TASK DIRECTIONS: Report each line of the records that contains the string "今日主线", copying those lines in full. Case counts.

SUPPLIED ENTRIES:

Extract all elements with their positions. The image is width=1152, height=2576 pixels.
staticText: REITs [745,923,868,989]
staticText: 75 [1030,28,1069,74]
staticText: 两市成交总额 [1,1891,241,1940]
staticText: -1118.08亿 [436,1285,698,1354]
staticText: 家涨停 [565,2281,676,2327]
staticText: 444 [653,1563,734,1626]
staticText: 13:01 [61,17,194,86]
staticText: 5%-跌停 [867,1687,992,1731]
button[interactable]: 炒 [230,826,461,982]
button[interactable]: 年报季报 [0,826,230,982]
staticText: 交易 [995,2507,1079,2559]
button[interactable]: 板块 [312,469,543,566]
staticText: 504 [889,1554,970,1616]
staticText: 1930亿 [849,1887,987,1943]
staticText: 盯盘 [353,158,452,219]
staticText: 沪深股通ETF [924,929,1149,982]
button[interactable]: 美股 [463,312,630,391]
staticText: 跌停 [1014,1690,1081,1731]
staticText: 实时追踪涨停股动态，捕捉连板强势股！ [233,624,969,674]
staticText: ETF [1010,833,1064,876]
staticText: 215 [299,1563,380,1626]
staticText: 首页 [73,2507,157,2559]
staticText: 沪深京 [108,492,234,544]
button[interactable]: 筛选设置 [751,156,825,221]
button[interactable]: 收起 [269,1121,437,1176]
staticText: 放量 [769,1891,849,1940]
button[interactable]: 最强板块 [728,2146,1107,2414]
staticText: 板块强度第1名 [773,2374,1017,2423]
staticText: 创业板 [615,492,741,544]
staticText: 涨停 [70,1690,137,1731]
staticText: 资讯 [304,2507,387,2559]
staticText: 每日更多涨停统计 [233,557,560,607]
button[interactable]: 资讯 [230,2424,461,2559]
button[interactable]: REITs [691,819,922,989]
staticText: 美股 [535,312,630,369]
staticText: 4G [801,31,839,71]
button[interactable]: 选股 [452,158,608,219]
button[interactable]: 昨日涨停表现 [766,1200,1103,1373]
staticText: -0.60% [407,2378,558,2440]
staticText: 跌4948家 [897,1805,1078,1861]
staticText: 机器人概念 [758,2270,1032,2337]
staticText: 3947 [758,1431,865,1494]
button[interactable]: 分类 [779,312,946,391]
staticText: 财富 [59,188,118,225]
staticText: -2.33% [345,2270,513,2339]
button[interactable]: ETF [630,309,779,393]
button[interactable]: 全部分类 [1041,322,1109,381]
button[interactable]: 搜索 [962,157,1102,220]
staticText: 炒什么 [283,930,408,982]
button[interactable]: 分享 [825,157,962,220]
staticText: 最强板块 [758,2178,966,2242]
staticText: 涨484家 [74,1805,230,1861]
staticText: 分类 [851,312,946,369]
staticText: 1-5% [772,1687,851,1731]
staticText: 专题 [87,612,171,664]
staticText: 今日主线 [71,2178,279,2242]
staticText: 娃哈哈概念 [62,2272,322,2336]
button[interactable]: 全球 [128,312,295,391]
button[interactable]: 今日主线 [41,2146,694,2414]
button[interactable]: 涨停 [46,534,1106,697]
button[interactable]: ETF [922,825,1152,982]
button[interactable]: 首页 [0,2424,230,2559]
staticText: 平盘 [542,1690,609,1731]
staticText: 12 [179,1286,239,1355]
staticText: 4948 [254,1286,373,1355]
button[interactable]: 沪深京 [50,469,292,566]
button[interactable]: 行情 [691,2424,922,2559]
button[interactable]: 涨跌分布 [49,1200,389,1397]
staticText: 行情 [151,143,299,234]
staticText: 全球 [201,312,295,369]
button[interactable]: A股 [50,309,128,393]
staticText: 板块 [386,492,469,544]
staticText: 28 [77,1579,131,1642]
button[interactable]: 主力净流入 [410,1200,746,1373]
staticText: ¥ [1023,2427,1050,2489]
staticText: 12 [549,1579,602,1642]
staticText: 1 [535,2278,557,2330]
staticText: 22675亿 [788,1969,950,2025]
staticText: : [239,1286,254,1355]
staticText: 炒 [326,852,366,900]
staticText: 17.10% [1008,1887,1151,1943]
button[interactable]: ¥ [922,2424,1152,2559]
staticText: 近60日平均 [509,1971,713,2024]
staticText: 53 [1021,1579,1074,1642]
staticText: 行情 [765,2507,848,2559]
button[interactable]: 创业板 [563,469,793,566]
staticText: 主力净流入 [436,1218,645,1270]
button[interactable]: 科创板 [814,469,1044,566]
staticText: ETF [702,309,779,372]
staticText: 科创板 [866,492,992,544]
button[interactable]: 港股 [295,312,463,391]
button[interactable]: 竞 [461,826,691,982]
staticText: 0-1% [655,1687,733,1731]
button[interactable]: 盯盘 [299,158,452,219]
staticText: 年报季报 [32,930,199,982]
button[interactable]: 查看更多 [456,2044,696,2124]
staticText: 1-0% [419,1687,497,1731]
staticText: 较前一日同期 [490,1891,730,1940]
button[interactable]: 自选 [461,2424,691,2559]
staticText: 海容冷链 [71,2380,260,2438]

EXERCISE RESPONSE:
staticText: 今日主线 [71,2178,279,2242]
button[interactable]: 今日主线 [41,2146,694,2414]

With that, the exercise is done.